Data records:
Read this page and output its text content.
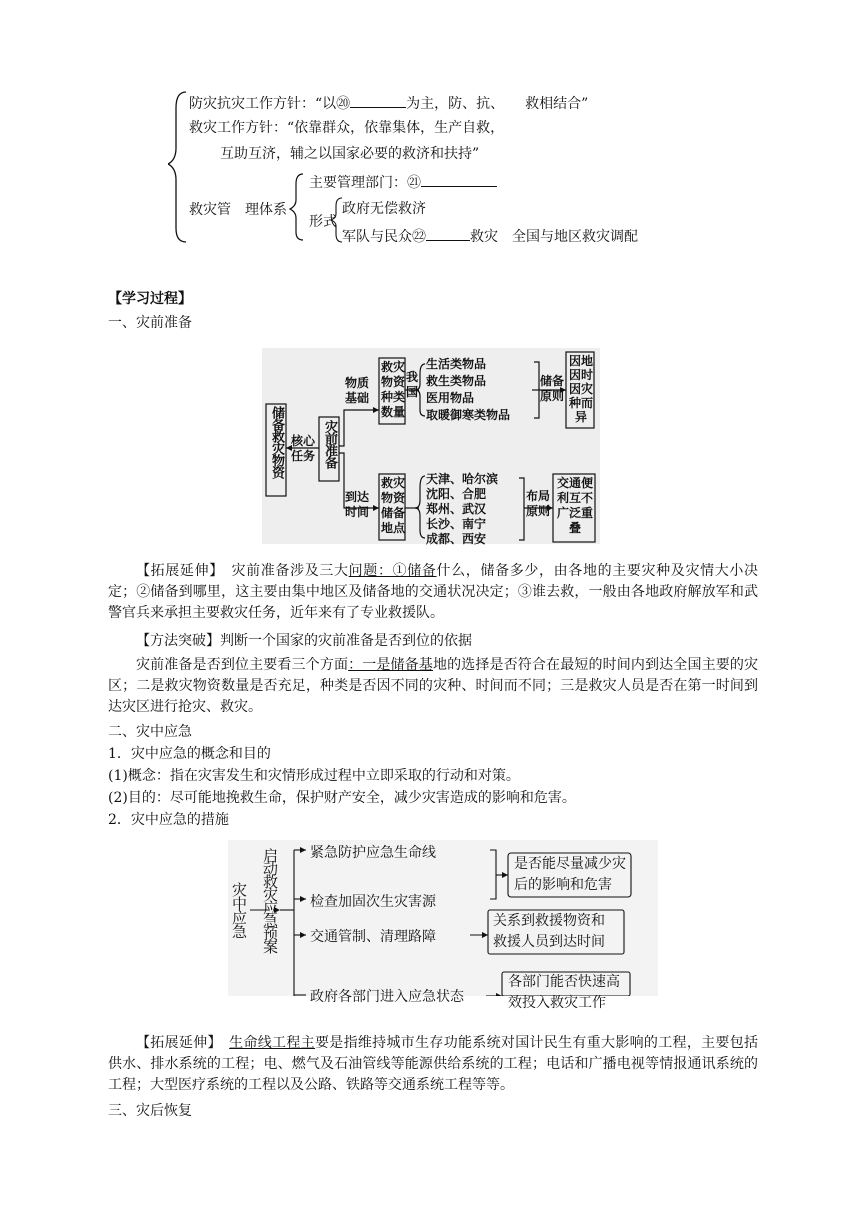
防灾抗灾工作方针：“以⑳	为主，防、抗、　　救相结合”
救灾工作方针：“依靠群众，依靠集体，生产自救，
互助互济，辅之以国家必要的救济和扶持”
救灾管　理体系
主要管理部门：㉑
形式
政府无偿救济
军队与民众㉒	救灾　全国与地区救灾调配
【学习过程】
一、灾前准备
储备救灾物资 核心任务 灾前准备
物质基础
救灾物资种类数量
我国
生活类物品
救生类物品
医用物品
取暖御寒类物品
储备原则
因地因时因灾种而异
到达时间
救灾物资储备地点
天津、哈尔滨
沈阳、合肥
郑州、武汉
长沙、南宁
成都、西安
布局原则
交通便利互不广泛重叠
【拓展延伸】　灾前准备涉及三大问题：①储备什么，储备多少，由各地的主要灾种及灾情大小决定；②储备到哪里，这主要由集中地区及储备地的交通状况决定；③谁去救，一般由各地政府解放军和武警官兵来承担主要救灾任务，近年来有了专业救援队。
【方法突破】判断一个国家的灾前准备是否到位的依据
灾前准备是否到位主要看三个方面：一是储备基地的选择是否符合在最短的时间内到达全国主要的灾区；二是救灾物资数量是否充足，种类是否因不同的灾种、时间而不同；三是救灾人员是否在第一时间到达灾区进行抢灾、救灾。
二、灾中应急
1．灾中应急的概念和目的
(1)概念：指在灾害发生和灾情形成过程中立即采取的行动和对策。
(2)目的：尽可能地挽救生命，保护财产安全，减少灾害造成的影响和危害。
2．灾中应急的措施
灾中应急 启动救灾应急预案 紧急防护应急生命线
检查加固次生灾害源
交通管制、清理路障
政府各部门进入应急状态
是否能尽量减少灾
后的影响和危害
关系到救援物资和
救援人员到达时间
各部门能否快速高
效投入救灾工作
【拓展延伸】　 生命线工程主要是指维持城市生存功能系统对国计民生有重大影响的工程，主要包括供水、排水系统的工程；电、燃气及石油管线等能源供给系统的工程；电话和广播电视等情报通讯系统的工程；大型医疗系统的工程以及公路、铁路等交通系统工程等等。
三、灾后恢复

**Task requirements**
Leaving the pictures aside, transcribe the entire listing exactly.

**Reply to the exercise**
Read this page and output its text content.
防灾抗灾工作方针：“以⑳	为主，防、抗、　　救相结合”
救灾工作方针：“依靠群众，依靠集体，生产自救，
互助互济，辅之以国家必要的救济和扶持”
救灾管　理体系
主要管理部门：㉑
形式
政府无偿救济
军队与民众㉒	救灾　全国与地区救灾调配
【学习过程】
一、灾前准备
储备救灾物资 核心任务 灾前准备
物质基础
救灾物资种类数量
我国
生活类物品
救生类物品
医用物品
取暖御寒类物品
储备原则
因地因时因灾种而异
到达时间
救灾物资储备地点
天津、哈尔滨
沈阳、合肥
郑州、武汉
长沙、南宁
成都、西安
布局原则
交通便利互不广泛重叠
【拓展延伸】　灾前准备涉及三大问题：①储备什么，储备多少，由各地的主要灾种及灾情大小决定；②储备到哪里，这主要由集中地区及储备地的交通状况决定；③谁去救，一般由各地政府解放军和武警官兵来承担主要救灾任务，近年来有了专业救援队。
【方法突破】判断一个国家的灾前准备是否到位的依据
灾前准备是否到位主要看三个方面：一是储备基地的选择是否符合在最短的时间内到达全国主要的灾区；二是救灾物资数量是否充足，种类是否因不同的灾种、时间而不同；三是救灾人员是否在第一时间到达灾区进行抢灾、救灾。
二、灾中应急
1．灾中应急的概念和目的
(1)概念：指在灾害发生和灾情形成过程中立即采取的行动和对策。
(2)目的：尽可能地挽救生命，保护财产安全，减少灾害造成的影响和危害。
2．灾中应急的措施
灾中应急 启动救灾应急预案 紧急防护应急生命线
检查加固次生灾害源
交通管制、清理路障
政府各部门进入应急状态
是否能尽量减少灾
后的影响和危害
关系到救援物资和
救援人员到达时间
各部门能否快速高
效投入救灾工作
【拓展延伸】　 生命线工程主要是指维持城市生存功能系统对国计民生有重大影响的工程，主要包括供水、排水系统的工程；电、燃气及石油管线等能源供给系统的工程；电话和广播电视等情报通讯系统的工程；大型医疗系统的工程以及公路、铁路等交通系统工程等等。
三、灾后恢复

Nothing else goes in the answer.